[Source data]

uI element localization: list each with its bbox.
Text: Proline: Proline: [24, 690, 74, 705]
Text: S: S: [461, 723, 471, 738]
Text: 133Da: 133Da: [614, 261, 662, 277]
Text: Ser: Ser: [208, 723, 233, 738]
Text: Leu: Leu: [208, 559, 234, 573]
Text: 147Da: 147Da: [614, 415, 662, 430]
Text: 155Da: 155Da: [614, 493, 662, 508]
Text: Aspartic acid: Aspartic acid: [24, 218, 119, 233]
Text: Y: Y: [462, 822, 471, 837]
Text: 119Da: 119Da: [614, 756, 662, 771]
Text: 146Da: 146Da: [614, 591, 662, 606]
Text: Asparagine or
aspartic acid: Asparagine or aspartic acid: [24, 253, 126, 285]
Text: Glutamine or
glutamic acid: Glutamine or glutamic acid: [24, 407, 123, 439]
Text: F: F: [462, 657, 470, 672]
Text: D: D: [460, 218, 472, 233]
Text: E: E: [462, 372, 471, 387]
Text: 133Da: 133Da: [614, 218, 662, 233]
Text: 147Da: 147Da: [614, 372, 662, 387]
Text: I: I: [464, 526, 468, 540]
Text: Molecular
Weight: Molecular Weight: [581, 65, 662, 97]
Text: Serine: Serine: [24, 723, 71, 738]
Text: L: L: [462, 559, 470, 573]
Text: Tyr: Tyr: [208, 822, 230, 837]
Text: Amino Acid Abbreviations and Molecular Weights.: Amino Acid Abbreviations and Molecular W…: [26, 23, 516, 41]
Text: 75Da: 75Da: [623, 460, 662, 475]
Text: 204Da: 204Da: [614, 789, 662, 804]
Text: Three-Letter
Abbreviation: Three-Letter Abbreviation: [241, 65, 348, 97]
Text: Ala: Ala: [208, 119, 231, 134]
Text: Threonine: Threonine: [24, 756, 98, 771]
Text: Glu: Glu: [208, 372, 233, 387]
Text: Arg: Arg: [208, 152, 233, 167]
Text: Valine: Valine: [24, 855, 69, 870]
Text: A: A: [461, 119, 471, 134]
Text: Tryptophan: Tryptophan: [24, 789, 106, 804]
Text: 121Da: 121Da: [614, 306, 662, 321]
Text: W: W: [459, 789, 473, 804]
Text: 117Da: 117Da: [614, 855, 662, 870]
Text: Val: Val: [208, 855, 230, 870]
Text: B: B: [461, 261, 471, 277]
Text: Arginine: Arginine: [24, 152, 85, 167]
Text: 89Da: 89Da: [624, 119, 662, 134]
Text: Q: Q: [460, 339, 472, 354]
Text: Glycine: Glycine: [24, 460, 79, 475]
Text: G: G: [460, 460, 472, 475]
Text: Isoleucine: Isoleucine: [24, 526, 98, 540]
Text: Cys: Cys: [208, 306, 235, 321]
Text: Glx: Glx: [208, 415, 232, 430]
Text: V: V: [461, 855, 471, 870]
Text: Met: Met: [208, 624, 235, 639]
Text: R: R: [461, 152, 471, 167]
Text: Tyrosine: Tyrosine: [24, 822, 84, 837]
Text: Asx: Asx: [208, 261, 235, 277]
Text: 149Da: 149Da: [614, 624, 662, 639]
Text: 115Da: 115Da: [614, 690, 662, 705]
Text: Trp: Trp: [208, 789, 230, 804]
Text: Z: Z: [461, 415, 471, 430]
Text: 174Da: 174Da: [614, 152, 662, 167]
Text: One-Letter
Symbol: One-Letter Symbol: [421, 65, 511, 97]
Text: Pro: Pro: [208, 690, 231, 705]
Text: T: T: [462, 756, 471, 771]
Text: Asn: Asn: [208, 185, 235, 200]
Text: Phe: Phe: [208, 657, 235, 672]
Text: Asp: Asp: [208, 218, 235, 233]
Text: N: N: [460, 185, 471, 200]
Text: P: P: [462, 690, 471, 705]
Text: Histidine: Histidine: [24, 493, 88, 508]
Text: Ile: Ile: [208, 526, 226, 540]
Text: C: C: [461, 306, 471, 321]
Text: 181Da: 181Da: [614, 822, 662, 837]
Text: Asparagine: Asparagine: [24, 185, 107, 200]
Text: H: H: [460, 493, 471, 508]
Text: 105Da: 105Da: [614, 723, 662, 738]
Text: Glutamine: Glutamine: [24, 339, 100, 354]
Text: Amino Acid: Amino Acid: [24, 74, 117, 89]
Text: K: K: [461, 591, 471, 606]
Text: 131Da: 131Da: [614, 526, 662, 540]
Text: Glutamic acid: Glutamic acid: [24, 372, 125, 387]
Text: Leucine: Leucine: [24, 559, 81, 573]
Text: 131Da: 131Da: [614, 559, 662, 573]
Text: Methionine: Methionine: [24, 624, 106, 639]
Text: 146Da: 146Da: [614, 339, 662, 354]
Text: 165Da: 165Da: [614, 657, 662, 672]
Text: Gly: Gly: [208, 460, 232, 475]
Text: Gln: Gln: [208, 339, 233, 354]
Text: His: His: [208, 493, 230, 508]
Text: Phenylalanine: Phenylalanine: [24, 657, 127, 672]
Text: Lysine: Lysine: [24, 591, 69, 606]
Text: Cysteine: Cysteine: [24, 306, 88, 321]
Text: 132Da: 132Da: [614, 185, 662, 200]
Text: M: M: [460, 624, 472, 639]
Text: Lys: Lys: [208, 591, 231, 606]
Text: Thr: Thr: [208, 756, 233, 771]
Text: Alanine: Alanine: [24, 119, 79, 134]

» THE PROBLEM: Convert the whole listing above into a JSON list of strings, with one string per line and no blank lines.

» SOLUTION FOR THIS TASK:
[
  "uI element localization: list each with its bbox.",
  "Text: Proline: Proline: [24, 690, 74, 705]",
  "Text: S: S: [461, 723, 471, 738]",
  "Text: 133Da: 133Da: [614, 261, 662, 277]",
  "Text: Ser: Ser: [208, 723, 233, 738]",
  "Text: Leu: Leu: [208, 559, 234, 573]",
  "Text: 147Da: 147Da: [614, 415, 662, 430]",
  "Text: 155Da: 155Da: [614, 493, 662, 508]",
  "Text: Aspartic acid: Aspartic acid: [24, 218, 119, 233]",
  "Text: Y: Y: [462, 822, 471, 837]",
  "Text: 119Da: 119Da: [614, 756, 662, 771]",
  "Text: 146Da: 146Da: [614, 591, 662, 606]",
  "Text: Asparagine or",
  "aspartic acid: Asparagine or aspartic acid: [24, 253, 126, 285]",
  "Text: Glutamine or",
  "glutamic acid: Glutamine or glutamic acid: [24, 407, 123, 439]",
  "Text: F: F: [462, 657, 470, 672]",
  "Text: D: D: [460, 218, 472, 233]",
  "Text: E: E: [462, 372, 471, 387]",
  "Text: 133Da: 133Da: [614, 218, 662, 233]",
  "Text: 147Da: 147Da: [614, 372, 662, 387]",
  "Text: I: I: [464, 526, 468, 540]",
  "Text: Molecular",
  "Weight: Molecular Weight: [581, 65, 662, 97]",
  "Text: Serine: Serine: [24, 723, 71, 738]",
  "Text: L: L: [462, 559, 470, 573]",
  "Text: Tyr: Tyr: [208, 822, 230, 837]",
  "Text: Amino Acid Abbreviations and Molecular Weights.: Amino Acid Abbreviations and Molecular W…: [26, 23, 516, 41]",
  "Text: 75Da: 75Da: [623, 460, 662, 475]",
  "Text: 204Da: 204Da: [614, 789, 662, 804]",
  "Text: Three-Letter",
  "Abbreviation: Three-Letter Abbreviation: [241, 65, 348, 97]",
  "Text: Ala: Ala: [208, 119, 231, 134]",
  "Text: Threonine: Threonine: [24, 756, 98, 771]",
  "Text: Glu: Glu: [208, 372, 233, 387]",
  "Text: Arg: Arg: [208, 152, 233, 167]",
  "Text: Valine: Valine: [24, 855, 69, 870]",
  "Text: A: A: [461, 119, 471, 134]",
  "Text: Tryptophan: Tryptophan: [24, 789, 106, 804]",
  "Text: 121Da: 121Da: [614, 306, 662, 321]",
  "Text: W: W: [459, 789, 473, 804]",
  "Text: 117Da: 117Da: [614, 855, 662, 870]",
  "Text: Val: Val: [208, 855, 230, 870]",
  "Text: B: B: [461, 261, 471, 277]",
  "Text: Arginine: Arginine: [24, 152, 85, 167]",
  "Text: 89Da: 89Da: [624, 119, 662, 134]",
  "Text: Q: Q: [460, 339, 472, 354]",
  "Text: Glycine: Glycine: [24, 460, 79, 475]",
  "Text: G: G: [460, 460, 472, 475]",
  "Text: Isoleucine: Isoleucine: [24, 526, 98, 540]",
  "Text: Cys: Cys: [208, 306, 235, 321]",
  "Text: Glx: Glx: [208, 415, 232, 430]",
  "Text: V: V: [461, 855, 471, 870]",
  "Text: Met: Met: [208, 624, 235, 639]",
  "Text: R: R: [461, 152, 471, 167]",
  "Text: Tyrosine: Tyrosine: [24, 822, 84, 837]",
  "Text: Asx: Asx: [208, 261, 235, 277]",
  "Text: 149Da: 149Da: [614, 624, 662, 639]",
  "Text: 115Da: 115Da: [614, 690, 662, 705]",
  "Text: Trp: Trp: [208, 789, 230, 804]",
  "Text: Z: Z: [461, 415, 471, 430]",
  "Text: 174Da: 174Da: [614, 152, 662, 167]",
  "Text: One-Letter",
  "Symbol: One-Letter Symbol: [421, 65, 511, 97]",
  "Text: Pro: Pro: [208, 690, 231, 705]",
  "Text: T: T: [462, 756, 471, 771]",
  "Text: Asn: Asn: [208, 185, 235, 200]",
  "Text: Phe: Phe: [208, 657, 235, 672]",
  "Text: Asp: Asp: [208, 218, 235, 233]",
  "Text: N: N: [460, 185, 471, 200]",
  "Text: P: P: [462, 690, 471, 705]",
  "Text: Histidine: Histidine: [24, 493, 88, 508]",
  "Text: Ile: Ile: [208, 526, 226, 540]",
  "Text: C: C: [461, 306, 471, 321]",
  "Text: 181Da: 181Da: [614, 822, 662, 837]",
  "Text: Asparagine: Asparagine: [24, 185, 107, 200]",
  "Text: H: H: [460, 493, 471, 508]",
  "Text: 105Da: 105Da: [614, 723, 662, 738]",
  "Text: Glutamine: Glutamine: [24, 339, 100, 354]",
  "Text: Amino Acid: Amino Acid: [24, 74, 117, 89]",
  "Text: K: K: [461, 591, 471, 606]",
  "Text: 131Da: 131Da: [614, 526, 662, 540]",
  "Text: Glutamic acid: Glutamic acid: [24, 372, 125, 387]",
  "Text: Leucine: Leucine: [24, 559, 81, 573]",
  "Text: 131Da: 131Da: [614, 559, 662, 573]",
  "Text: Methionine: Methionine: [24, 624, 106, 639]",
  "Text: 146Da: 146Da: [614, 339, 662, 354]",
  "Text: 165Da: 165Da: [614, 657, 662, 672]",
  "Text: Gly: Gly: [208, 460, 232, 475]",
  "Text: Gln: Gln: [208, 339, 233, 354]",
  "Text: His: His: [208, 493, 230, 508]",
  "Text: Phenylalanine: Phenylalanine: [24, 657, 127, 672]",
  "Text: Lysine: Lysine: [24, 591, 69, 606]",
  "Text: Cysteine: Cysteine: [24, 306, 88, 321]",
  "Text: 132Da: 132Da: [614, 185, 662, 200]",
  "Text: M: M: [460, 624, 472, 639]",
  "Text: Lys: Lys: [208, 591, 231, 606]",
  "Text: Thr: Thr: [208, 756, 233, 771]",
  "Text: Alanine: Alanine: [24, 119, 79, 134]"
]